- [EXERCISE]
Check each line of the material below for "image", then copy the ones that contain it.

- [GIVEN RECORDS]
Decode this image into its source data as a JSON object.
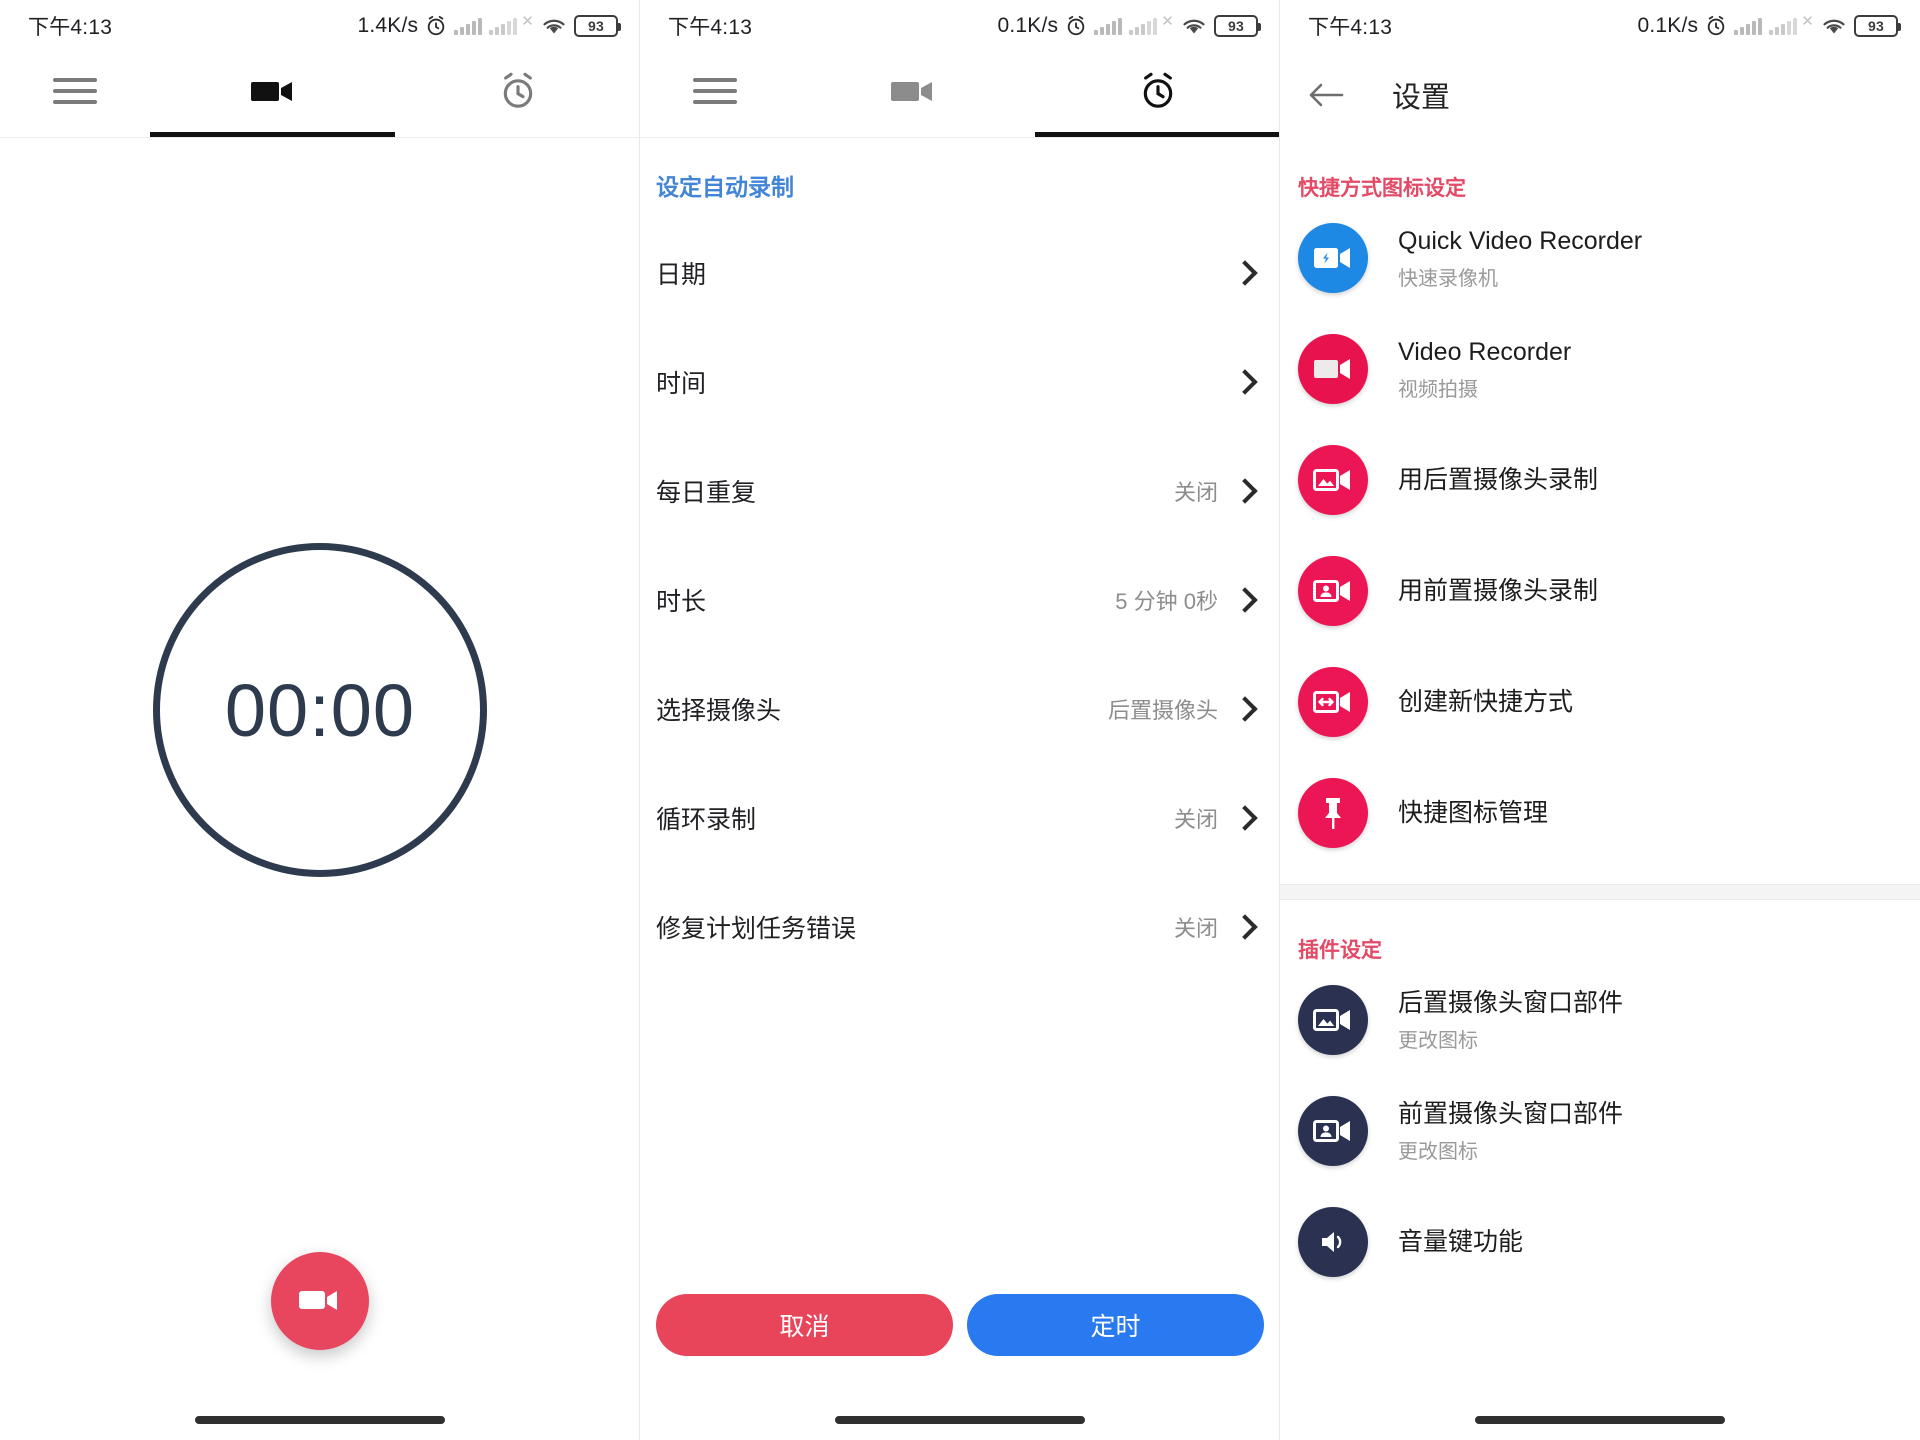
{
  "statusbar": {
    "left": {
      "time": "下午4:13",
      "speed": "1.4K/s",
      "battery": "93"
    },
    "middle": {
      "time": "下午4:13",
      "speed": "0.1K/s",
      "battery": "93"
    },
    "right": {
      "time": "下午4:13",
      "speed": "0.1K/s",
      "battery": "93"
    }
  },
  "tabs": {
    "video_label": "video-camera",
    "alarm_label": "alarm-clock",
    "menu_label": "menu"
  },
  "left_panel": {
    "timer": "00:00",
    "record_button": "record"
  },
  "middle_panel": {
    "title": "设定自动录制",
    "rows": [
      {
        "label": "日期",
        "value": ""
      },
      {
        "label": "时间",
        "value": ""
      },
      {
        "label": "每日重复",
        "value": "关闭"
      },
      {
        "label": "时长",
        "value": "5 分钟 0秒"
      },
      {
        "label": "选择摄像头",
        "value": "后置摄像头"
      },
      {
        "label": "循环录制",
        "value": "关闭"
      },
      {
        "label": "修复计划任务错误",
        "value": "关闭"
      }
    ],
    "cancel_label": "取消",
    "confirm_label": "定时"
  },
  "right_panel": {
    "app_title": "设置",
    "sections": [
      {
        "header": "快捷方式图标设定",
        "items": [
          {
            "title": "Quick Video Recorder",
            "subtitle": "快速录像机",
            "icon": "video-bolt-icon",
            "color": "#1e88e5"
          },
          {
            "title": "Video Recorder",
            "subtitle": "视频拍摄",
            "icon": "video-plain-icon",
            "color": "#e8134e"
          },
          {
            "title": "用后置摄像头录制",
            "subtitle": "",
            "icon": "video-photo-icon",
            "color": "#ec1655"
          },
          {
            "title": "用前置摄像头录制",
            "subtitle": "",
            "icon": "video-person-icon",
            "color": "#ec1655"
          },
          {
            "title": "创建新快捷方式",
            "subtitle": "",
            "icon": "video-arrows-icon",
            "color": "#ec1655"
          },
          {
            "title": "快捷图标管理",
            "subtitle": "",
            "icon": "pin-icon",
            "color": "#ec1655"
          }
        ]
      },
      {
        "header": "插件设定",
        "items": [
          {
            "title": "后置摄像头窗口部件",
            "subtitle": "更改图标",
            "icon": "video-photo-icon",
            "color": "#2b3151"
          },
          {
            "title": "前置摄像头窗口部件",
            "subtitle": "更改图标",
            "icon": "video-person-icon",
            "color": "#2b3151"
          },
          {
            "title": "音量键功能",
            "subtitle": "",
            "icon": "volume-icon",
            "color": "#2b3151"
          }
        ]
      }
    ]
  }
}
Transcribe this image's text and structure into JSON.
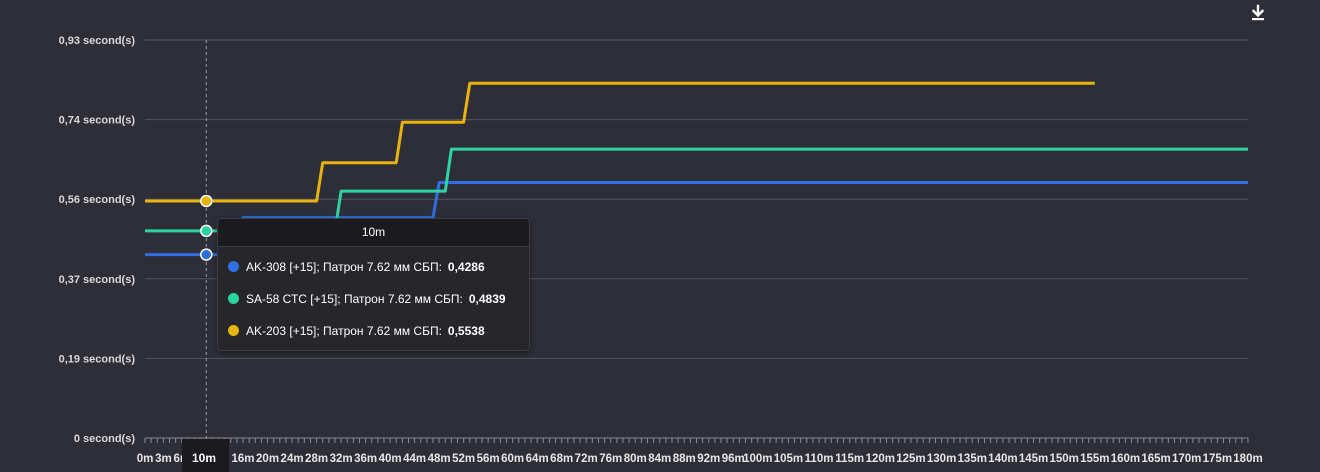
{
  "toolbar": {
    "download_icon": "download-icon"
  },
  "colors": {
    "background": "#2e2e38",
    "grid": "#55555f",
    "ak308": "#2f6fe0",
    "sa58": "#2bd4a0",
    "ak203": "#e8b40c"
  },
  "chart_data": {
    "type": "line",
    "title": "",
    "xlabel": "",
    "ylabel": "",
    "y_tick_labels": [
      "0 second(s)",
      "0,19 second(s)",
      "0,37 second(s)",
      "0,56 second(s)",
      "0,74 second(s)",
      "0,93 second(s)"
    ],
    "y_ticks": [
      0,
      0.186,
      0.372,
      0.558,
      0.744,
      0.93
    ],
    "ylim": [
      0,
      0.93
    ],
    "x_ticks": [
      0,
      3,
      6,
      10,
      16,
      20,
      24,
      28,
      32,
      36,
      40,
      44,
      48,
      52,
      56,
      60,
      64,
      68,
      72,
      76,
      80,
      84,
      88,
      92,
      96,
      100,
      105,
      110,
      115,
      120,
      125,
      130,
      135,
      140,
      145,
      150,
      155,
      160,
      165,
      170,
      175,
      180
    ],
    "x_tick_labels": [
      "0m",
      "3m",
      "6m",
      "10m",
      "16m",
      "20m",
      "24m",
      "28m",
      "32m",
      "36m",
      "40m",
      "44m",
      "48m",
      "52m",
      "56m",
      "60m",
      "64m",
      "68m",
      "72m",
      "76m",
      "80m",
      "84m",
      "88m",
      "92m",
      "96m",
      "100m",
      "105m",
      "110m",
      "115m",
      "120m",
      "125m",
      "130m",
      "135m",
      "140m",
      "145m",
      "150m",
      "155m",
      "160m",
      "165m",
      "170m",
      "175m",
      "180m"
    ],
    "grid": true,
    "hover_x": 10,
    "series": [
      {
        "name": "AK-308 [+15]; Патрон 7.62 мм СБП:",
        "color": "#2f6fe0",
        "points": [
          [
            0,
            0.4286
          ],
          [
            15,
            0.4286
          ],
          [
            16,
            0.515
          ],
          [
            47,
            0.515
          ],
          [
            48,
            0.597
          ],
          [
            180,
            0.597
          ]
        ],
        "hover_value": "0,4286"
      },
      {
        "name": "SA-58 СТС [+15]; Патрон 7.62 мм СБП:",
        "color": "#2bd4a0",
        "points": [
          [
            0,
            0.4839
          ],
          [
            31,
            0.4839
          ],
          [
            32,
            0.577
          ],
          [
            49,
            0.577
          ],
          [
            50,
            0.675
          ],
          [
            180,
            0.675
          ]
        ],
        "hover_value": "0,4839"
      },
      {
        "name": "AK-203 [+15]; Патрон 7.62 мм СБП:",
        "color": "#e8b40c",
        "points": [
          [
            0,
            0.5538
          ],
          [
            28,
            0.5538
          ],
          [
            29,
            0.643
          ],
          [
            41,
            0.643
          ],
          [
            42,
            0.738
          ],
          [
            52,
            0.738
          ],
          [
            53,
            0.829
          ],
          [
            155,
            0.829
          ]
        ],
        "hover_value": "0,5538"
      }
    ]
  },
  "tooltip": {
    "title": "10m",
    "rows": [
      {
        "label": "AK-308 [+15]; Патрон 7.62 мм СБП:",
        "value": "0,4286",
        "color": "#2f6fe0"
      },
      {
        "label": "SA-58 СТС [+15]; Патрон 7.62 мм СБП:",
        "value": "0,4839",
        "color": "#2bd4a0"
      },
      {
        "label": "AK-203 [+15]; Патрон 7.62 мм СБП:",
        "value": "0,5538",
        "color": "#e8b40c"
      }
    ]
  },
  "x_highlight_label": "10m"
}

- [COMPLETED TASK]
Decode this image into its source data as a JSON object.
Transcribe this image's text and structure into JSON.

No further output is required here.